_Список заданий_.
**a)** Какой роман Маркеса во фрагменте о фантастике как стилистическом эксперименте назван когда-то новаторским?
**b)** Продолжите фрагмент о фантастике как стилистическом эксперименте, начав сразу после его последнего предложения.

Опубликовано в журнале Новый Мир, номер 6, 2011
МАРИЯ ГАЛИНА: ФАНТАСТИКА/ФУТУРОЛОГИЯ
В КОНЦЕ БЫЛО СЛОВО
Фантастика как стилистический эксперимент
Владимир Березин высказался однажды в том смысле, что авторы, работающие в жанровых областях, как ни странно, порой ощущают себя свободнее, чем авторы так называемого «мейнстрима», и могут себе позволить такую роскошь, как стилистический (да и любой иной) эксперимент.
Мейнстрим (прямой перевод — «основной поток») экспериментов не предполагает по определению — если уж он основной, то всякие маргинальные завихрения его не касаются. При этом раскладе эксперименты парадоксальным образом может себе позволить — и позволяет — такой, казалось бы, сугубо коммерческий жанр, как фантастика. Впрочем, тех, кто ошибочно думает, что фантастика жанр такой уж коммерческий, могу успокоить — средние тиражи фантастов и средние тиражи мейнстримщиков сейчас вполне сравнялись. Бум фантастики сошел на нет, а «серьезные писатели» вовсю и почем зря пользуются приемом фантастики. Нынешний «новый реализм»[17] как раз и возник, по-моему, как реакция на этот излишне растиражированный, юзаный, говоря современным жаргоном, прием.
Однако и авторы «основного потока», берущиеся за фантастику, и авторы-фантасты по сравнению с «реалистами» получают некие дополнительные степени свободы. Литература — это, конечно, игра. Но фантастика — как бы игра вдвойне. А значит, руки у писателя развязаны: вот он и пускается на всяческие эксперименты, в том числе стилистические и лингвистические. Эти «маргинальные» эксперименты рано или поздно усваиваются читателями и критиками и встраиваются в русло общего потока — мейнстрима. Все, что казалось вызовом, отклонением от нормы, копируется, интерпретируется и в конце концов становится добычей эпигонов. Роман «Сто лет одиночества» Маркеса когда-то был новаторским. Сейчас про причудливые и мистические происшествия в странных изолированных поселках и городках не пишет только ленивый.

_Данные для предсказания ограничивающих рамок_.

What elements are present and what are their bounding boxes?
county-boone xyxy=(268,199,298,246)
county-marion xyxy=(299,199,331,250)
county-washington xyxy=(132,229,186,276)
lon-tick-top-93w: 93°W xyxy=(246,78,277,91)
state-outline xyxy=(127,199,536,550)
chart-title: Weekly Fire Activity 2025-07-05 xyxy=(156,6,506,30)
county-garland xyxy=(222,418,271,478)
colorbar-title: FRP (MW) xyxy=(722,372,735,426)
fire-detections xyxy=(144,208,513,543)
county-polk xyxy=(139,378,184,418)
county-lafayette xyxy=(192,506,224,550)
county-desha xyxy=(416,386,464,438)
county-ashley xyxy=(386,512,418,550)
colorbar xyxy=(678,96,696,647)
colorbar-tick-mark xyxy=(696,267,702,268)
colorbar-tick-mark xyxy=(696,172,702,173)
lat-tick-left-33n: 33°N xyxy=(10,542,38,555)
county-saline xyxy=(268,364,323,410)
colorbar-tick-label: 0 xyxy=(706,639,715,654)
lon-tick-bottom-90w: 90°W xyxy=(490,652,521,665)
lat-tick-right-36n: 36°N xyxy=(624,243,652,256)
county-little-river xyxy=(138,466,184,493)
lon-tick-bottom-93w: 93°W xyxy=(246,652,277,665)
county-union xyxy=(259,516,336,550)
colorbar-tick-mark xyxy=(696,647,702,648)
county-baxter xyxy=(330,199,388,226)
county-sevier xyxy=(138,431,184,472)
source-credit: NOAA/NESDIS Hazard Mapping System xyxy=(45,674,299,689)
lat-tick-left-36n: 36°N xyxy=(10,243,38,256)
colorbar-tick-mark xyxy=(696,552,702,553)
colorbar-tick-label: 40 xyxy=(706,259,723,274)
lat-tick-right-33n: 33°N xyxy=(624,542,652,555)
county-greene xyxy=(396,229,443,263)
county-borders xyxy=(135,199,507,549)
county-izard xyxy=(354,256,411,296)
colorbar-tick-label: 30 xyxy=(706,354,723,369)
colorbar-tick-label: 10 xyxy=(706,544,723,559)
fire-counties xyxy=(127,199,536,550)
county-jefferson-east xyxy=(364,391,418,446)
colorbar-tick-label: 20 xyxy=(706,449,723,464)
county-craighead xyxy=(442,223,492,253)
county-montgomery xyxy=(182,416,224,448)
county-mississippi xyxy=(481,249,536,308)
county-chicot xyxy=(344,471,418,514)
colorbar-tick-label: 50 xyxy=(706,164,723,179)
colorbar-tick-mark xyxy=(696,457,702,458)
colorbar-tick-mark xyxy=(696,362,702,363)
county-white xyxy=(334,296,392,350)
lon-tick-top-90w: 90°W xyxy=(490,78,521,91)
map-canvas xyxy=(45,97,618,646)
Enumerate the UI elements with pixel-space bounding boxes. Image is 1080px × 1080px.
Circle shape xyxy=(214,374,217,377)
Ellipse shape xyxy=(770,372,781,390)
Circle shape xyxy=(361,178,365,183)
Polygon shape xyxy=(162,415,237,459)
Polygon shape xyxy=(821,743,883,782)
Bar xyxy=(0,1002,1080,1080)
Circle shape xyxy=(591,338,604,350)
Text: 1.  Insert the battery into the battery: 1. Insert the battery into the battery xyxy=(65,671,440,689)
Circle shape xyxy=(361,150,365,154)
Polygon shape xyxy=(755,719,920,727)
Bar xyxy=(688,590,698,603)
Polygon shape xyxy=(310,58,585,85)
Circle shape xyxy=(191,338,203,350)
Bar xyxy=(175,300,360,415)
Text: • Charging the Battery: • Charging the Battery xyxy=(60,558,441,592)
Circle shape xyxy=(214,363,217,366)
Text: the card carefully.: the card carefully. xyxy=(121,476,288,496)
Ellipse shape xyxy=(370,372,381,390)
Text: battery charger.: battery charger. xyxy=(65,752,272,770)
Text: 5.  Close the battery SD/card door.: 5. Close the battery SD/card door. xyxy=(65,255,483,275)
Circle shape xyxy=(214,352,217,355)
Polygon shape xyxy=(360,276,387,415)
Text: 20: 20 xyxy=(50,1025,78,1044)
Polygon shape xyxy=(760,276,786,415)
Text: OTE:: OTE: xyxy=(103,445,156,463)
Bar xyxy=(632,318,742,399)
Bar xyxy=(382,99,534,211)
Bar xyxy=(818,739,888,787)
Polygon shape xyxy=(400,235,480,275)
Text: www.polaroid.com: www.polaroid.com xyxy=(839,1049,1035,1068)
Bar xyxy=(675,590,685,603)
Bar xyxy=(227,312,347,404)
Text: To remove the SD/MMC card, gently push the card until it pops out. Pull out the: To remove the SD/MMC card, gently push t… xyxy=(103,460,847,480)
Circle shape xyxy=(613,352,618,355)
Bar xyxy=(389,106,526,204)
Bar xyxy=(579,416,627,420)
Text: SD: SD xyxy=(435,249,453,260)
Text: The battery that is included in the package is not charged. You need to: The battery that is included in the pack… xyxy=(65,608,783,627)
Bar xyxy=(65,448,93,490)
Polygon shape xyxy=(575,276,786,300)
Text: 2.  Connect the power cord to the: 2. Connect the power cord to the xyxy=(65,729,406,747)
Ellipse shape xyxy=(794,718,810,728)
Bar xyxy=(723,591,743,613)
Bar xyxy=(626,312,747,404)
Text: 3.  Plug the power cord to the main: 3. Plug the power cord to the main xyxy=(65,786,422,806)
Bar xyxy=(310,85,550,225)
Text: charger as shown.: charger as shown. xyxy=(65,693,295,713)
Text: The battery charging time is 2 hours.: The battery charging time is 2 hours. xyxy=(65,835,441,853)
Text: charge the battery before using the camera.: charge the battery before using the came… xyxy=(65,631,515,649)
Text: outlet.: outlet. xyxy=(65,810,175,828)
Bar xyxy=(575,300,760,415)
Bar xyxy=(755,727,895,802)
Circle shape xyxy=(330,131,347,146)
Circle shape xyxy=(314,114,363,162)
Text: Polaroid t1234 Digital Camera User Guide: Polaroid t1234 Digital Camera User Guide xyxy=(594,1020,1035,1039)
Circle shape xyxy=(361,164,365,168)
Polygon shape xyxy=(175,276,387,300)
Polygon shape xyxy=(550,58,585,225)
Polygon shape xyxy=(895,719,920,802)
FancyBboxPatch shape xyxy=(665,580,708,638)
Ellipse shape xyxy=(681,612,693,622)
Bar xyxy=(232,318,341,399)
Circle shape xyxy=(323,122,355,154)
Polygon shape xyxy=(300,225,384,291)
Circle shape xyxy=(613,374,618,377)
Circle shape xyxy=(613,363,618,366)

_Выполненные задания_.
**a)** «Сто лет одиночества».

**b)**
А фантасты продолжают экспериментировать. Уже хотя бы потому, что они (я имею в виду писателей, а не халтурщиков) в силу самой природы жанра вынуждены разрабатывать свой особый язык, поскольку странно представить себе, что чуждые расы или люди будущего будут говорить точно так же, как мы с вами. Иногда это действительно самый настоящий язык, подчиняющийся своим лингвистическим правилам и в принципе реконструируемый. Толкиен для своих эльфов разработал целую лингвистическую систему с двумя разновидностями эльфийского — «архаичным» и «современным», Анджей Сапковский в «Ведьмаке» составил словарь для своих эльфов на основе валлийского. А поскольку язык и мышление неразрывно связаны, то иногда освоение чужого языка может раскрыть новые ментальныегоризонты: так, Самюэль Дилэни в романе «Вавилон-17» повествует о языке, само овладевание которым меняет образ мышления человека.
А если человек далекого будущего решает незнакомые нам профессиональные задачи, испытывает незнакомые нам психологические проблемы и даже свою физиологию подчинил освоению космоса? Разумеется, у него изменится восприятие мира, а следовательно, и язык. Роман Сергея Жарковского «Я, хобо: Времена смерти» впервые был опубликован в 2005-м в волгоградском издательстве «ПринТерра» небольшим тиражом и по тому времени казался вызывающе экспериментальным — в особенности это относилось именно к языку, к изобретенному автором космическому жаргону. «Я, например, страниц пятьдесят просто въезжал, думал, синтаксис и орфография нарочито сбиты от привычного стандарта. Но когда вживаешься в мир — язык получается органичным. Редкость у сочинителей», — пишет любитель и знаток фантастики Сергей Соболев. «Роман Жарковского — действительно новаторское произведение: и сюжетно и стилистически. Не могу сказать, что мне подобные вещи близки, — просто в силу личных читательских пристрастий. └Я, Хобо” был прочитан мною до конца, хотя прилагал для этого массу усилий: читать неимоверно тяжело. Но нужно. Жарковский — это писатель всерьез» — это уже другой вдумчивый рецензент — baroni[18].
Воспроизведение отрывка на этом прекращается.